EXERCISE DATA >>
====

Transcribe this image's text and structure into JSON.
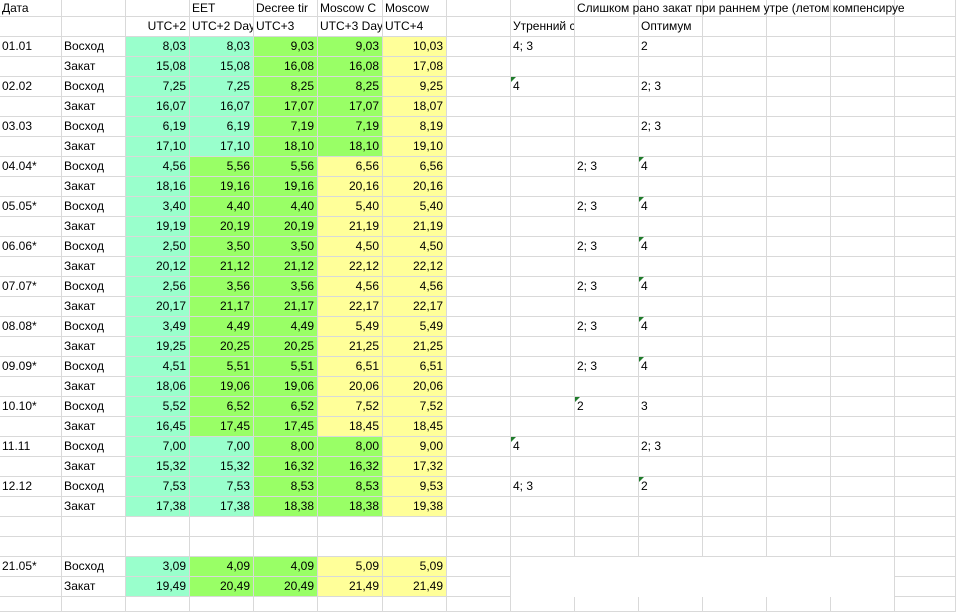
{
  "colors": {
    "teal": "#99ffcc",
    "green": "#99ff66",
    "yellow": "#ffff99",
    "grid": "#d9d9d9"
  },
  "header_row1": [
    {
      "col": 0,
      "text": "Дата"
    },
    {
      "col": 3,
      "text": "EET"
    },
    {
      "col": 4,
      "text": "Decree tir"
    },
    {
      "col": 5,
      "text": "Moscow C"
    },
    {
      "col": 6,
      "text": "Moscow"
    },
    {
      "col": 9,
      "text": "Слишком рано закат при раннем утре (летом компенсируе",
      "overflow": true
    }
  ],
  "header_row2": [
    {
      "col": 2,
      "text": "UTC+2"
    },
    {
      "col": 3,
      "text": "UTC+2 Day"
    },
    {
      "col": 4,
      "text": "UTC+3"
    },
    {
      "col": 5,
      "text": "UTC+3 Day"
    },
    {
      "col": 6,
      "text": "UTC+4"
    },
    {
      "col": 8,
      "text": "Утренний сон нару"
    },
    {
      "col": 10,
      "text": "Оптимум"
    }
  ],
  "rows": [
    {
      "date": "01.01",
      "label": "Восход",
      "values": [
        "8,03",
        "8,03",
        "9,03",
        "9,03",
        "10,03"
      ],
      "colors": [
        "teal",
        "teal",
        "green",
        "green",
        "yellow"
      ],
      "notes": {
        "8": "4; 3",
        "10": "2"
      }
    },
    {
      "date": "",
      "label": "Закат",
      "values": [
        "15,08",
        "15,08",
        "16,08",
        "16,08",
        "17,08"
      ],
      "colors": [
        "teal",
        "teal",
        "green",
        "green",
        "yellow"
      ],
      "notes": {}
    },
    {
      "date": "02.02",
      "label": "Восход",
      "values": [
        "7,25",
        "7,25",
        "8,25",
        "8,25",
        "9,25"
      ],
      "colors": [
        "teal",
        "teal",
        "green",
        "green",
        "yellow"
      ],
      "notes": {
        "8": "4",
        "10": "2; 3"
      },
      "flags": [
        8
      ]
    },
    {
      "date": "",
      "label": "Закат",
      "values": [
        "16,07",
        "16,07",
        "17,07",
        "17,07",
        "18,07"
      ],
      "colors": [
        "teal",
        "teal",
        "green",
        "green",
        "yellow"
      ],
      "notes": {}
    },
    {
      "date": "03.03",
      "label": "Восход",
      "values": [
        "6,19",
        "6,19",
        "7,19",
        "7,19",
        "8,19"
      ],
      "colors": [
        "teal",
        "teal",
        "green",
        "green",
        "yellow"
      ],
      "notes": {
        "10": "2; 3"
      }
    },
    {
      "date": "",
      "label": "Закат",
      "values": [
        "17,10",
        "17,10",
        "18,10",
        "18,10",
        "19,10"
      ],
      "colors": [
        "teal",
        "teal",
        "green",
        "green",
        "yellow"
      ],
      "notes": {}
    },
    {
      "date": "04.04*",
      "label": "Восход",
      "values": [
        "4,56",
        "5,56",
        "5,56",
        "6,56",
        "6,56"
      ],
      "colors": [
        "teal",
        "green",
        "green",
        "yellow",
        "yellow"
      ],
      "notes": {
        "9": "2; 3",
        "10": "4"
      },
      "flags": [
        10
      ]
    },
    {
      "date": "",
      "label": "Закат",
      "values": [
        "18,16",
        "19,16",
        "19,16",
        "20,16",
        "20,16"
      ],
      "colors": [
        "teal",
        "green",
        "green",
        "yellow",
        "yellow"
      ],
      "notes": {}
    },
    {
      "date": "05.05*",
      "label": "Восход",
      "values": [
        "3,40",
        "4,40",
        "4,40",
        "5,40",
        "5,40"
      ],
      "colors": [
        "teal",
        "green",
        "green",
        "yellow",
        "yellow"
      ],
      "notes": {
        "9": "2; 3",
        "10": "4"
      },
      "flags": [
        10
      ]
    },
    {
      "date": "",
      "label": "Закат",
      "values": [
        "19,19",
        "20,19",
        "20,19",
        "21,19",
        "21,19"
      ],
      "colors": [
        "teal",
        "green",
        "green",
        "yellow",
        "yellow"
      ],
      "notes": {}
    },
    {
      "date": "06.06*",
      "label": "Восход",
      "values": [
        "2,50",
        "3,50",
        "3,50",
        "4,50",
        "4,50"
      ],
      "colors": [
        "teal",
        "green",
        "green",
        "yellow",
        "yellow"
      ],
      "notes": {
        "9": "2; 3",
        "10": "4"
      },
      "flags": [
        10
      ]
    },
    {
      "date": "",
      "label": "Закат",
      "values": [
        "20,12",
        "21,12",
        "21,12",
        "22,12",
        "22,12"
      ],
      "colors": [
        "teal",
        "green",
        "green",
        "yellow",
        "yellow"
      ],
      "notes": {}
    },
    {
      "date": "07.07*",
      "label": "Восход",
      "values": [
        "2,56",
        "3,56",
        "3,56",
        "4,56",
        "4,56"
      ],
      "colors": [
        "teal",
        "green",
        "green",
        "yellow",
        "yellow"
      ],
      "notes": {
        "9": "2; 3",
        "10": "4"
      },
      "flags": [
        10
      ]
    },
    {
      "date": "",
      "label": "Закат",
      "values": [
        "20,17",
        "21,17",
        "21,17",
        "22,17",
        "22,17"
      ],
      "colors": [
        "teal",
        "green",
        "green",
        "yellow",
        "yellow"
      ],
      "notes": {}
    },
    {
      "date": "08.08*",
      "label": "Восход",
      "values": [
        "3,49",
        "4,49",
        "4,49",
        "5,49",
        "5,49"
      ],
      "colors": [
        "teal",
        "green",
        "green",
        "yellow",
        "yellow"
      ],
      "notes": {
        "9": "2; 3",
        "10": "4"
      },
      "flags": [
        10
      ]
    },
    {
      "date": "",
      "label": "Закат",
      "values": [
        "19,25",
        "20,25",
        "20,25",
        "21,25",
        "21,25"
      ],
      "colors": [
        "teal",
        "green",
        "green",
        "yellow",
        "yellow"
      ],
      "notes": {}
    },
    {
      "date": "09.09*",
      "label": "Восход",
      "values": [
        "4,51",
        "5,51",
        "5,51",
        "6,51",
        "6,51"
      ],
      "colors": [
        "teal",
        "green",
        "green",
        "yellow",
        "yellow"
      ],
      "notes": {
        "9": "2; 3",
        "10": "4"
      },
      "flags": [
        10
      ]
    },
    {
      "date": "",
      "label": "Закат",
      "values": [
        "18,06",
        "19,06",
        "19,06",
        "20,06",
        "20,06"
      ],
      "colors": [
        "teal",
        "green",
        "green",
        "yellow",
        "yellow"
      ],
      "notes": {}
    },
    {
      "date": "10.10*",
      "label": "Восход",
      "values": [
        "5,52",
        "6,52",
        "6,52",
        "7,52",
        "7,52"
      ],
      "colors": [
        "teal",
        "green",
        "green",
        "yellow",
        "yellow"
      ],
      "notes": {
        "9": "2",
        "10": "3"
      },
      "flags": [
        9
      ]
    },
    {
      "date": "",
      "label": "Закат",
      "values": [
        "16,45",
        "17,45",
        "17,45",
        "18,45",
        "18,45"
      ],
      "colors": [
        "teal",
        "green",
        "green",
        "yellow",
        "yellow"
      ],
      "notes": {}
    },
    {
      "date": "11.11",
      "label": "Восход",
      "values": [
        "7,00",
        "7,00",
        "8,00",
        "8,00",
        "9,00"
      ],
      "colors": [
        "teal",
        "teal",
        "green",
        "green",
        "yellow"
      ],
      "notes": {
        "8": "4",
        "10": "2; 3"
      },
      "flags": [
        8
      ]
    },
    {
      "date": "",
      "label": "Закат",
      "values": [
        "15,32",
        "15,32",
        "16,32",
        "16,32",
        "17,32"
      ],
      "colors": [
        "teal",
        "teal",
        "green",
        "green",
        "yellow"
      ],
      "notes": {}
    },
    {
      "date": "12.12",
      "label": "Восход",
      "values": [
        "7,53",
        "7,53",
        "8,53",
        "8,53",
        "9,53"
      ],
      "colors": [
        "teal",
        "teal",
        "green",
        "green",
        "yellow"
      ],
      "notes": {
        "8": "4; 3",
        "10": "2"
      },
      "flags": [
        10
      ]
    },
    {
      "date": "",
      "label": "Закат",
      "values": [
        "17,38",
        "17,38",
        "18,38",
        "18,38",
        "19,38"
      ],
      "colors": [
        "teal",
        "teal",
        "green",
        "green",
        "yellow"
      ],
      "notes": {}
    },
    {
      "date": "",
      "label": "",
      "values": [
        "",
        "",
        "",
        "",
        ""
      ],
      "colors": [
        "",
        "",
        "",
        "",
        ""
      ],
      "notes": {}
    },
    {
      "date": "",
      "label": "",
      "values": [
        "",
        "",
        "",
        "",
        ""
      ],
      "colors": [
        "",
        "",
        "",
        "",
        ""
      ],
      "notes": {}
    },
    {
      "date": "21.05*",
      "label": "Восход",
      "values": [
        "3,09",
        "4,09",
        "4,09",
        "5,09",
        "5,09"
      ],
      "colors": [
        "teal",
        "green",
        "green",
        "yellow",
        "yellow"
      ],
      "notes": {}
    },
    {
      "date": "",
      "label": "Закат",
      "values": [
        "19,49",
        "20,49",
        "20,49",
        "21,49",
        "21,49"
      ],
      "colors": [
        "teal",
        "green",
        "green",
        "yellow",
        "yellow"
      ],
      "notes": {}
    }
  ]
}
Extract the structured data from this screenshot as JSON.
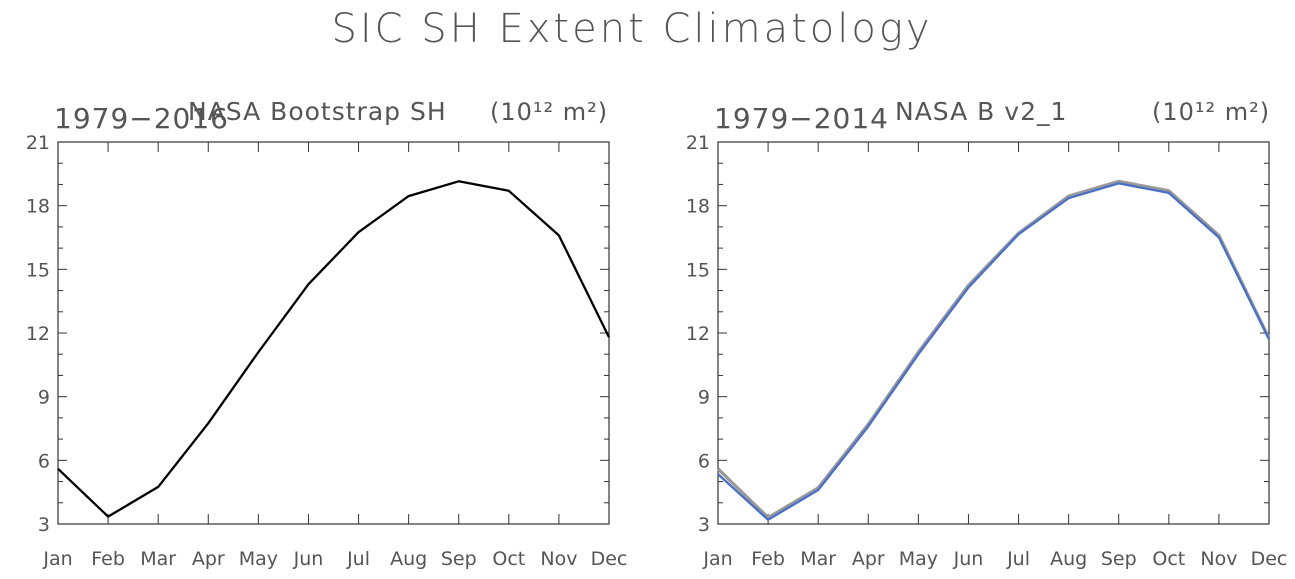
{
  "figure": {
    "title": "SIC SH Extent Climatology"
  },
  "chart_data": [
    {
      "type": "line",
      "left_title": "1979-2016",
      "center_title": "NASA Bootstrap SH",
      "units_label": "(10¹² m²)",
      "xlabel": "",
      "ylabel": "",
      "categories": [
        "Jan",
        "Feb",
        "Mar",
        "Apr",
        "May",
        "Jun",
        "Jul",
        "Aug",
        "Sep",
        "Oct",
        "Nov",
        "Dec"
      ],
      "ylim": [
        3,
        21
      ],
      "yticks": [
        "3",
        "6",
        "9",
        "12",
        "15",
        "18",
        "21"
      ],
      "grid": false,
      "series": [
        {
          "color": "#000000",
          "values": [
            5.6,
            3.35,
            4.75,
            7.75,
            11.1,
            14.3,
            16.75,
            18.45,
            19.15,
            18.7,
            16.6,
            11.8
          ]
        }
      ]
    },
    {
      "type": "line",
      "left_title": "1979-2014",
      "center_title": "NASA B v2_1",
      "units_label": "(10¹² m²)",
      "xlabel": "",
      "ylabel": "",
      "categories": [
        "Jan",
        "Feb",
        "Mar",
        "Apr",
        "May",
        "Jun",
        "Jul",
        "Aug",
        "Sep",
        "Oct",
        "Nov",
        "Dec"
      ],
      "ylim": [
        3,
        21
      ],
      "yticks": [
        "3",
        "6",
        "9",
        "12",
        "15",
        "18",
        "21"
      ],
      "grid": false,
      "series": [
        {
          "color": "#999999",
          "values": [
            5.6,
            3.3,
            4.7,
            7.7,
            11.1,
            14.25,
            16.7,
            18.45,
            19.15,
            18.7,
            16.6,
            11.75
          ]
        },
        {
          "color": "#4a6fc8",
          "values": [
            5.35,
            3.2,
            4.6,
            7.6,
            11.0,
            14.15,
            16.65,
            18.35,
            19.05,
            18.6,
            16.5,
            11.7
          ]
        }
      ]
    }
  ]
}
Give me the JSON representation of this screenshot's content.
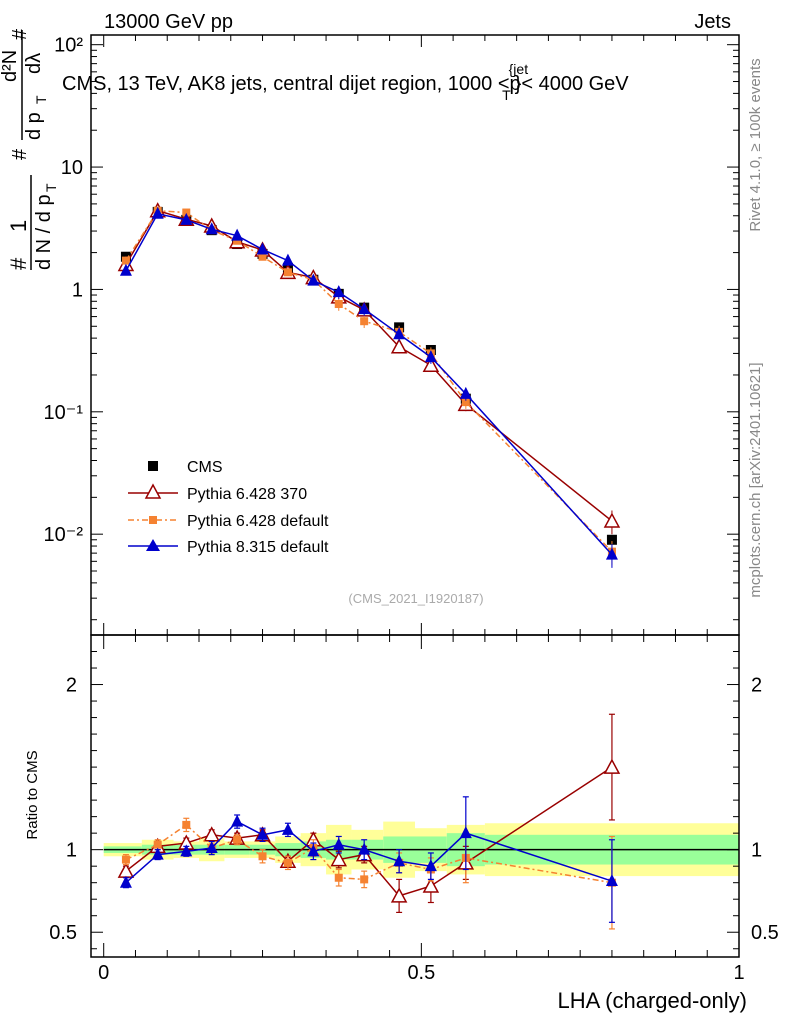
{
  "header": {
    "left": "13000 GeV pp",
    "right": "Jets"
  },
  "side_labels": {
    "rivet": "Rivet 4.1.0, ≥ 100k events",
    "mcplots": "mcplots.cern.ch [arXiv:2401.10621]"
  },
  "colors": {
    "cms": "#000000",
    "py6_370": "#990000",
    "py6_default": "#f58231",
    "py8": "#0000cc",
    "band_inner": "#99ff99",
    "band_outer": "#ffff99"
  },
  "chart_data": [
    {
      "type": "scatter",
      "title": "CMS, 13 TeV, AK8 jets, central dijet region, 1000 <p",
      "title_sup": "{jet",
      "title_sub": "T",
      "title_end": "}< 4000 GeV",
      "ylabel_parts": {
        "hash1": "#",
        "one": "1",
        "dN": "d N / d p",
        "T1": "T",
        "hash2": "#",
        "d2N": "d²N",
        "dpT": "d p",
        "T2": "T",
        "dlam": "dλ",
        "hash3": "#"
      },
      "yscale": "log",
      "ylim": [
        0.0015,
        120
      ],
      "xlim": [
        -0.02,
        1.0
      ],
      "ytick_labels": [
        "10⁻²",
        "10⁻¹",
        "1",
        "10",
        "10²"
      ],
      "watermark": "(CMS_2021_I1920187)",
      "legend_position": "center-left",
      "x": [
        0.035,
        0.085,
        0.13,
        0.17,
        0.21,
        0.25,
        0.29,
        0.33,
        0.37,
        0.41,
        0.465,
        0.515,
        0.57,
        0.8
      ],
      "series": [
        {
          "name": "CMS",
          "marker": "square",
          "values": [
            1.85,
            4.3,
            3.7,
            3.05,
            2.35,
            1.95,
            1.5,
            1.2,
            0.92,
            0.71,
            0.49,
            0.32,
            0.128,
            0.009
          ]
        },
        {
          "name": "Pythia 6.428 370",
          "marker": "open-triangle",
          "values": [
            1.6,
            4.4,
            3.75,
            3.3,
            2.45,
            2.1,
            1.38,
            1.25,
            0.87,
            0.68,
            0.34,
            0.24,
            0.115,
            0.0128
          ]
        },
        {
          "name": "Pythia 6.428 default",
          "marker": "small-square",
          "values": [
            1.72,
            4.4,
            4.25,
            3.05,
            2.5,
            1.85,
            1.38,
            1.2,
            0.76,
            0.55,
            0.45,
            0.3,
            0.12,
            0.0072
          ]
        },
        {
          "name": "Pythia 8.315 default",
          "marker": "triangle",
          "values": [
            1.42,
            4.15,
            3.7,
            3.1,
            2.75,
            2.12,
            1.72,
            1.18,
            0.95,
            0.69,
            0.43,
            0.28,
            0.14,
            0.0068
          ]
        }
      ]
    },
    {
      "type": "scatter",
      "ylabel": "Ratio to CMS",
      "xlabel": "LHA (charged-only)",
      "xlim": [
        -0.02,
        1.0
      ],
      "ylim": [
        0.35,
        2.3
      ],
      "xtick_labels": [
        "0",
        "0.5",
        "1"
      ],
      "ytick_labels": [
        "0.5",
        "1",
        "2"
      ],
      "x": [
        0.035,
        0.085,
        0.13,
        0.17,
        0.21,
        0.25,
        0.29,
        0.33,
        0.37,
        0.41,
        0.465,
        0.515,
        0.57,
        0.8
      ],
      "band_edges": [
        0.0,
        0.06,
        0.11,
        0.15,
        0.19,
        0.23,
        0.27,
        0.31,
        0.35,
        0.39,
        0.44,
        0.49,
        0.54,
        0.6,
        1.0
      ],
      "band_inner_halfwidth": [
        0.02,
        0.03,
        0.03,
        0.03,
        0.03,
        0.03,
        0.04,
        0.05,
        0.06,
        0.06,
        0.08,
        0.08,
        0.1,
        0.09
      ],
      "band_outer_halfwidth": [
        0.04,
        0.06,
        0.05,
        0.07,
        0.05,
        0.05,
        0.08,
        0.1,
        0.15,
        0.12,
        0.17,
        0.13,
        0.15,
        0.16
      ],
      "series": [
        {
          "name": "Pythia 6.428 370",
          "values": [
            0.87,
            1.02,
            1.04,
            1.09,
            1.07,
            1.09,
            0.93,
            1.06,
            0.94,
            0.97,
            0.72,
            0.78,
            0.92,
            1.5
          ],
          "errors": [
            0.03,
            0.03,
            0.03,
            0.03,
            0.03,
            0.03,
            0.03,
            0.04,
            0.05,
            0.05,
            0.1,
            0.1,
            0.1,
            0.32
          ]
        },
        {
          "name": "Pythia 6.428 default",
          "values": [
            0.94,
            1.03,
            1.15,
            1.01,
            1.06,
            0.96,
            0.92,
            1.01,
            0.83,
            0.82,
            0.92,
            0.88,
            0.95,
            0.8
          ],
          "errors": [
            0.03,
            0.03,
            0.04,
            0.03,
            0.03,
            0.04,
            0.04,
            0.05,
            0.05,
            0.05,
            0.06,
            0.07,
            0.15,
            0.28
          ]
        },
        {
          "name": "Pythia 8.315 default",
          "values": [
            0.8,
            0.97,
            0.99,
            1.01,
            1.17,
            1.09,
            1.12,
            0.99,
            1.03,
            1.0,
            0.93,
            0.9,
            1.1,
            0.81
          ],
          "errors": [
            0.03,
            0.03,
            0.03,
            0.04,
            0.04,
            0.04,
            0.04,
            0.05,
            0.05,
            0.06,
            0.07,
            0.08,
            0.22,
            0.25
          ]
        }
      ]
    }
  ]
}
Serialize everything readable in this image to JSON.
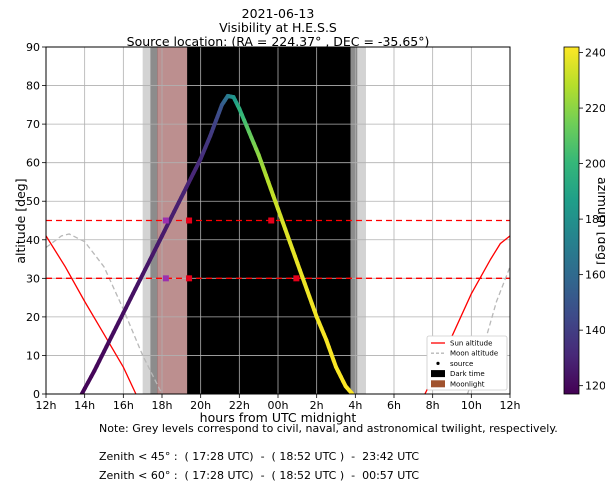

====

WHAT IS NEEDED >>
From the entries above, copy every line that holds the word "screenshot".

RESPONSE >>
Extract the structured data from this screenshot as JSON.
Give me the JSON representation of this screenshot's content.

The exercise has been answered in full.